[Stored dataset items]
# # #
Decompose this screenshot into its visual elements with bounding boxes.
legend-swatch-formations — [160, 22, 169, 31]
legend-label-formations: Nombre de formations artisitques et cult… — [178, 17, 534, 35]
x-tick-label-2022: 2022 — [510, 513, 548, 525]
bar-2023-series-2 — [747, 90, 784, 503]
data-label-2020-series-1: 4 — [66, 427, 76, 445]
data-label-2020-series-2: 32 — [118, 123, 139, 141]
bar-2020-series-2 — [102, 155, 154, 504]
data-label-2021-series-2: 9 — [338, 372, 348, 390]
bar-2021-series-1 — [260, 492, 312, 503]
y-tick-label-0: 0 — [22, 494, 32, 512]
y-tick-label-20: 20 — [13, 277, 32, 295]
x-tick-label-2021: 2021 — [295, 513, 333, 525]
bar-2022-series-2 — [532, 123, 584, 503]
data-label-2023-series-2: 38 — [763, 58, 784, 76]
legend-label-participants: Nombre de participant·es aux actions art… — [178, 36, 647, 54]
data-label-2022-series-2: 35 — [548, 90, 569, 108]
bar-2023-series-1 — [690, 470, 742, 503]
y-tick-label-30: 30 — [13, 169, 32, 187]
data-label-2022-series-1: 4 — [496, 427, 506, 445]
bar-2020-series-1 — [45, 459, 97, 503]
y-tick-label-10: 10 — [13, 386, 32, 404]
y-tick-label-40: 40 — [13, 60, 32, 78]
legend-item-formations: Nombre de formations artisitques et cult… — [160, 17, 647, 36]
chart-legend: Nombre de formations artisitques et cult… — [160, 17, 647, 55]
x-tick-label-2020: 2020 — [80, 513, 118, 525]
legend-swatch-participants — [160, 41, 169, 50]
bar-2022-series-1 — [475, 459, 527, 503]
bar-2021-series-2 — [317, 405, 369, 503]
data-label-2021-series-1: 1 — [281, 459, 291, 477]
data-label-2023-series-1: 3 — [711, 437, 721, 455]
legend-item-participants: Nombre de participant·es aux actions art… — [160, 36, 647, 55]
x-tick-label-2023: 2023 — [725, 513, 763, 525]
# # #
Task objective
Reproduce all of the data above word for word, leaving out no line.

The result
Decompose this screenshot into its visual elements with bounding boxes.
legend-swatch-formations — [160, 22, 169, 31]
legend-label-formations: Nombre de formations artisitques et cult… — [178, 17, 534, 35]
x-tick-label-2022: 2022 — [510, 513, 548, 525]
bar-2023-series-2 — [747, 90, 784, 503]
data-label-2020-series-1: 4 — [66, 427, 76, 445]
data-label-2020-series-2: 32 — [118, 123, 139, 141]
bar-2020-series-2 — [102, 155, 154, 504]
data-label-2021-series-2: 9 — [338, 372, 348, 390]
bar-2021-series-1 — [260, 492, 312, 503]
y-tick-label-0: 0 — [22, 494, 32, 512]
y-tick-label-20: 20 — [13, 277, 32, 295]
x-tick-label-2021: 2021 — [295, 513, 333, 525]
bar-2022-series-2 — [532, 123, 584, 503]
data-label-2023-series-2: 38 — [763, 58, 784, 76]
legend-label-participants: Nombre de participant·es aux actions art… — [178, 36, 647, 54]
data-label-2022-series-2: 35 — [548, 90, 569, 108]
bar-2023-series-1 — [690, 470, 742, 503]
y-tick-label-30: 30 — [13, 169, 32, 187]
data-label-2022-series-1: 4 — [496, 427, 506, 445]
bar-2020-series-1 — [45, 459, 97, 503]
y-tick-label-10: 10 — [13, 386, 32, 404]
y-tick-label-40: 40 — [13, 60, 32, 78]
legend-item-formations: Nombre de formations artisitques et cult… — [160, 17, 647, 36]
chart-legend: Nombre de formations artisitques et cult… — [160, 17, 647, 55]
x-tick-label-2020: 2020 — [80, 513, 118, 525]
legend-swatch-participants — [160, 41, 169, 50]
bar-2022-series-1 — [475, 459, 527, 503]
bar-2021-series-2 — [317, 405, 369, 503]
data-label-2021-series-1: 1 — [281, 459, 291, 477]
data-label-2023-series-1: 3 — [711, 437, 721, 455]
legend-item-participants: Nombre de participant·es aux actions art… — [160, 36, 647, 55]
x-tick-label-2023: 2023 — [725, 513, 763, 525]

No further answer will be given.